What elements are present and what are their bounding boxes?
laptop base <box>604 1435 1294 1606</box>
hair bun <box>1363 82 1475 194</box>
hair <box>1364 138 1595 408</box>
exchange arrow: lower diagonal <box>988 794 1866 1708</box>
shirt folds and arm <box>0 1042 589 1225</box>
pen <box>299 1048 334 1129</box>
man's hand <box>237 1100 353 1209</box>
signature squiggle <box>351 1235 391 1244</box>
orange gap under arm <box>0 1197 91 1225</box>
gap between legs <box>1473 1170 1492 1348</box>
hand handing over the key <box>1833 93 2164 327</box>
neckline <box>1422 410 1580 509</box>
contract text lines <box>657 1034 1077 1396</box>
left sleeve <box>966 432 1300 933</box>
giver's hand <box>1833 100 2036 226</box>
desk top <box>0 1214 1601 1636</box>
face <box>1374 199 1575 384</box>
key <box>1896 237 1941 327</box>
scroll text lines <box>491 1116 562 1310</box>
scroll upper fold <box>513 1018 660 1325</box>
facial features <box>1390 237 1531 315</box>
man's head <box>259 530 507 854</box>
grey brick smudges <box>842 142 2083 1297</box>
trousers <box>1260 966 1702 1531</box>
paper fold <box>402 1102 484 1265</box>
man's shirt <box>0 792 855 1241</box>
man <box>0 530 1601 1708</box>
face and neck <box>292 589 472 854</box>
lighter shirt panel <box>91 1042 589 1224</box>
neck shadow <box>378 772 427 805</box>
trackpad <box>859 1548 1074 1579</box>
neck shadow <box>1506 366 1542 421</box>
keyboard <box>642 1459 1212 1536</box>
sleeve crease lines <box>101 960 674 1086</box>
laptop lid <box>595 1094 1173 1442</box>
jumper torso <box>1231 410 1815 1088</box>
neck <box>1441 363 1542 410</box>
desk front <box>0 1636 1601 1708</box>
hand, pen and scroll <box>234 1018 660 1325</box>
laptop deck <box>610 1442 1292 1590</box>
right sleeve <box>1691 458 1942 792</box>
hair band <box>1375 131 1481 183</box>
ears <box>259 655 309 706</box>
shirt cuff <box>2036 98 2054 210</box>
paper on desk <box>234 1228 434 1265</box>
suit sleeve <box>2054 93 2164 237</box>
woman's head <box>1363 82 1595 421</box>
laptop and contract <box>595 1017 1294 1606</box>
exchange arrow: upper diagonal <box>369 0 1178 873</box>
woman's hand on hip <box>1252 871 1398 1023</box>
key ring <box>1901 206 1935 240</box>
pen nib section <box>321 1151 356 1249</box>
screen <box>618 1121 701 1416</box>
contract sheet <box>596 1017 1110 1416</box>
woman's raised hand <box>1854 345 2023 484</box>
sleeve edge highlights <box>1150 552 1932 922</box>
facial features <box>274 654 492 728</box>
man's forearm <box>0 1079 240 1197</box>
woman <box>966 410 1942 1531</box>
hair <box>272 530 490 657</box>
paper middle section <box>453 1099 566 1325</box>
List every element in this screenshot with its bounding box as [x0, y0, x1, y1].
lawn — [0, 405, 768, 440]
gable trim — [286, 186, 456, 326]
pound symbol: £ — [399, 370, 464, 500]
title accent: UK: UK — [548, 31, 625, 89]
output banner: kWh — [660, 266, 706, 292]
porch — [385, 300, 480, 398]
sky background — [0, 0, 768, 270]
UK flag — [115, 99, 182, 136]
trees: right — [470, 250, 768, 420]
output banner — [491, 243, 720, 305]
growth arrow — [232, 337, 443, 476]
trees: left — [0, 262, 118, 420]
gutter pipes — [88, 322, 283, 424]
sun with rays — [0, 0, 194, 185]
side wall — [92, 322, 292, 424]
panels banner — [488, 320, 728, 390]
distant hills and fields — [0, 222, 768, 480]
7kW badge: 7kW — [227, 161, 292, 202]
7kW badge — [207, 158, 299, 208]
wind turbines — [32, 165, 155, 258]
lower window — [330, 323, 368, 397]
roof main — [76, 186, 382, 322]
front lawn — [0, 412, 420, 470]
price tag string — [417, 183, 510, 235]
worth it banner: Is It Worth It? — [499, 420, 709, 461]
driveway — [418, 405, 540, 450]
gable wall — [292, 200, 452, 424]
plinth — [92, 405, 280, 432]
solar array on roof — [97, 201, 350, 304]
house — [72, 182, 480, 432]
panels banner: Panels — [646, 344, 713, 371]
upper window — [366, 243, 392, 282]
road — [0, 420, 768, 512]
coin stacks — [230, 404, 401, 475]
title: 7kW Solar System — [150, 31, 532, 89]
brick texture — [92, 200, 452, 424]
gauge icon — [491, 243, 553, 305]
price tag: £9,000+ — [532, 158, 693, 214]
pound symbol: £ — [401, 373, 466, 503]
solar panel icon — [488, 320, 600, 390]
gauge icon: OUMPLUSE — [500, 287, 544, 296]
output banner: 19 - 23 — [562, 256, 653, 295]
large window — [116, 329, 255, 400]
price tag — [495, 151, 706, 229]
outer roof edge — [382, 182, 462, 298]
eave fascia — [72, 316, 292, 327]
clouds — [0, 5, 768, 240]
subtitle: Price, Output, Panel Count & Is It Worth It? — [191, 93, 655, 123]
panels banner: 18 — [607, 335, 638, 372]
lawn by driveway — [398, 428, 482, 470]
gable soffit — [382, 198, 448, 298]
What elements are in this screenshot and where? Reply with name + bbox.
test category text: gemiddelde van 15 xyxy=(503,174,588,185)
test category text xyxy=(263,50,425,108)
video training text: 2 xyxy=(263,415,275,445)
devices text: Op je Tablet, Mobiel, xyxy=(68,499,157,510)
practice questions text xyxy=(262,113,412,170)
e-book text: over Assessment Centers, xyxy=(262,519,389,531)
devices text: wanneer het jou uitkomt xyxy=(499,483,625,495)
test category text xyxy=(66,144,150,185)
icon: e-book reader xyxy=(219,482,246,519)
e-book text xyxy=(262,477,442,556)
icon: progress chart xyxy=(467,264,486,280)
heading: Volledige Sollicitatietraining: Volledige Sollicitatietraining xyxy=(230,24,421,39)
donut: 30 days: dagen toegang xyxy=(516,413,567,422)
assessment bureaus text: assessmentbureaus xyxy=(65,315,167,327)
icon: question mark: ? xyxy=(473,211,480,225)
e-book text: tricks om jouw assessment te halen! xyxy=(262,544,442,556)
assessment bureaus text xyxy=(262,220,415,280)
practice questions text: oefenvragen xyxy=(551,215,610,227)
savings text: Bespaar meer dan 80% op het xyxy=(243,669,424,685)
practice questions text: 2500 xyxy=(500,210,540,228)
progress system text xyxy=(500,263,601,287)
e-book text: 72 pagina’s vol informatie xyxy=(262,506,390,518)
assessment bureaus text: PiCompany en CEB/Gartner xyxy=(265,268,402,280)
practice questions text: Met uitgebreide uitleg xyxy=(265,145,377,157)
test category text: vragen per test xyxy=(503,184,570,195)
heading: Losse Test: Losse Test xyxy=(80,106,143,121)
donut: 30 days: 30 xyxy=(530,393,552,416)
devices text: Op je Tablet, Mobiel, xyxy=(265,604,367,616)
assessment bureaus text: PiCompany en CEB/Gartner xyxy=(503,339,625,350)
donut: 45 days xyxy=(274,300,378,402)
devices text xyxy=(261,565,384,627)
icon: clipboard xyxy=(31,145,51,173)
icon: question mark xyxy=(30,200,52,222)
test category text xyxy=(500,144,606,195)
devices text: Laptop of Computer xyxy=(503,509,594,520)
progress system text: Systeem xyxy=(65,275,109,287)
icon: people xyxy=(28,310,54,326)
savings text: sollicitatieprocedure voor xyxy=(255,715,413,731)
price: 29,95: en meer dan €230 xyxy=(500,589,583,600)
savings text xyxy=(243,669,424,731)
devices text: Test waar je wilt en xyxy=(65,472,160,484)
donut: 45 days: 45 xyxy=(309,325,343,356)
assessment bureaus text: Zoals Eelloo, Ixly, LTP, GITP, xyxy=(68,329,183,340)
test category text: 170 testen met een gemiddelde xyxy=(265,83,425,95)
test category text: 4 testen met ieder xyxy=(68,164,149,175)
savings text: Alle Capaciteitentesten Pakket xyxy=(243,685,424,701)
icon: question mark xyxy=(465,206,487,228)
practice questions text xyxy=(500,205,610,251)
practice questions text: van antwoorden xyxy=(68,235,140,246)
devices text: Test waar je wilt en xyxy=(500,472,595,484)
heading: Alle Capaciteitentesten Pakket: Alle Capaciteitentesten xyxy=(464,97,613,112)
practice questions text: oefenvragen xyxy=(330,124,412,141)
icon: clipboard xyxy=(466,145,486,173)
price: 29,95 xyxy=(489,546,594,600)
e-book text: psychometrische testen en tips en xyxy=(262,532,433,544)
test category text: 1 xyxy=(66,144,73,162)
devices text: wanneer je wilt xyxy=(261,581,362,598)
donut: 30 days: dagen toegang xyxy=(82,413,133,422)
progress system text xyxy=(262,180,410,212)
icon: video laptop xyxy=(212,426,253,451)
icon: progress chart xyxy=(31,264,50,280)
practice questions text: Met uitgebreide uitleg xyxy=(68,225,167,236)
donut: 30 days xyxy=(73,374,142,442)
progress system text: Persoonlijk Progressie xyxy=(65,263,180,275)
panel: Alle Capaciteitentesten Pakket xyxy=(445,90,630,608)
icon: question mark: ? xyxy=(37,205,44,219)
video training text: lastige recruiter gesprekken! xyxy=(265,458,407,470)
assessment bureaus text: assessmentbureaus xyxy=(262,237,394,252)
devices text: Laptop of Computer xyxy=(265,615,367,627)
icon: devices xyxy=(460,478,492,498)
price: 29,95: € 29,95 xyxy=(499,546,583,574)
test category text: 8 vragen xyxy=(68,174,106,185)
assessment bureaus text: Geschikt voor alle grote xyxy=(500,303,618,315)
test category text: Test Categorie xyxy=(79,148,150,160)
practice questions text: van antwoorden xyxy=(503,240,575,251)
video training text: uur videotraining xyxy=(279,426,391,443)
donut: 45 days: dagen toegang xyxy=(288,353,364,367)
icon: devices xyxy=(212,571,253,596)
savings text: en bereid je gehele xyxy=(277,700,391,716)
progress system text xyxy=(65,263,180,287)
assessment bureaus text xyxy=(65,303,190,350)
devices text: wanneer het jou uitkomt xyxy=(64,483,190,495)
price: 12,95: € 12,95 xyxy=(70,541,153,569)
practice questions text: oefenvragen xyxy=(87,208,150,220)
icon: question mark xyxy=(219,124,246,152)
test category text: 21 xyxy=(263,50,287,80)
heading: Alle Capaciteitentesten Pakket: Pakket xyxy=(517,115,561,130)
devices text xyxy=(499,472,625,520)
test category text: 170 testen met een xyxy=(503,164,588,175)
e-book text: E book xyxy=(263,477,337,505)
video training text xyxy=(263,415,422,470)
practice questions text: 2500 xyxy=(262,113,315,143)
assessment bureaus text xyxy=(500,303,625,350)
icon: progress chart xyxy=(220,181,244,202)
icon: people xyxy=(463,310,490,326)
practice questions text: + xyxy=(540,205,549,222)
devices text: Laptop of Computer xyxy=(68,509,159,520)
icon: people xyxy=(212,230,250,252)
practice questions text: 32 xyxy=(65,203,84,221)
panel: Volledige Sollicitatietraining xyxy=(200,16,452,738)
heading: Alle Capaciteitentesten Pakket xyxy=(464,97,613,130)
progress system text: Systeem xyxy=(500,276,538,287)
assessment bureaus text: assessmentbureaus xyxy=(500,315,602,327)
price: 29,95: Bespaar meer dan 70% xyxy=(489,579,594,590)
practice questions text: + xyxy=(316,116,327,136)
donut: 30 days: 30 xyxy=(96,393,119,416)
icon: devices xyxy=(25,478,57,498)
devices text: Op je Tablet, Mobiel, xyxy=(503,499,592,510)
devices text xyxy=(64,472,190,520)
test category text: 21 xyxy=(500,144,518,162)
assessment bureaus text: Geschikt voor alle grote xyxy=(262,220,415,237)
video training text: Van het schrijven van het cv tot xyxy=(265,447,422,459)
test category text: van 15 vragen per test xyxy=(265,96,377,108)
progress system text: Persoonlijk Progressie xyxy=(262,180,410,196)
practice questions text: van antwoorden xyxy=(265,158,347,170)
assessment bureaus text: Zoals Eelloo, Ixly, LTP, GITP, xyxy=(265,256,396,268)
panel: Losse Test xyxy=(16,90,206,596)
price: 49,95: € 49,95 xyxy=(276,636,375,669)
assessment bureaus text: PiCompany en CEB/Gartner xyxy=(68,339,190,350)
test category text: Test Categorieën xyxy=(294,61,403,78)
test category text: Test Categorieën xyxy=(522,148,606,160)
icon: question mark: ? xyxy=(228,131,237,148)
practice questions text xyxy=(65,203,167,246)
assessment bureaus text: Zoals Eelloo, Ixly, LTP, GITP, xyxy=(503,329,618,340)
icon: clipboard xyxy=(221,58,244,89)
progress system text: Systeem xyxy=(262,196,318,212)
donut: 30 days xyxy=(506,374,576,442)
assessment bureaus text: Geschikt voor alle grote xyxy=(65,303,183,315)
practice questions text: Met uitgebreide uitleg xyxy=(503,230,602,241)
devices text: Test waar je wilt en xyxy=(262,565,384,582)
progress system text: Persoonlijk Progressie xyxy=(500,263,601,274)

__SHORT EXERCISE__
Recast the items above, from the first line down through the line containing "desk top <box>0 1214 1601 1636</box>", as a numbered list, leaving out any blank lines.

__FINAL ANSWER__
1. What elements are present and what are their bounding boxes?
2. laptop base <box>604 1435 1294 1606</box>
3. hair bun <box>1363 82 1475 194</box>
4. hair <box>1364 138 1595 408</box>
5. exchange arrow: lower diagonal <box>988 794 1866 1708</box>
6. shirt folds and arm <box>0 1042 589 1225</box>
7. pen <box>299 1048 334 1129</box>
8. man's hand <box>237 1100 353 1209</box>
9. signature squiggle <box>351 1235 391 1244</box>
10. orange gap under arm <box>0 1197 91 1225</box>
11. gap between legs <box>1473 1170 1492 1348</box>
12. hand handing over the key <box>1833 93 2164 327</box>
13. neckline <box>1422 410 1580 509</box>
14. contract text lines <box>657 1034 1077 1396</box>
15. left sleeve <box>966 432 1300 933</box>
16. giver's hand <box>1833 100 2036 226</box>
17. desk top <box>0 1214 1601 1636</box>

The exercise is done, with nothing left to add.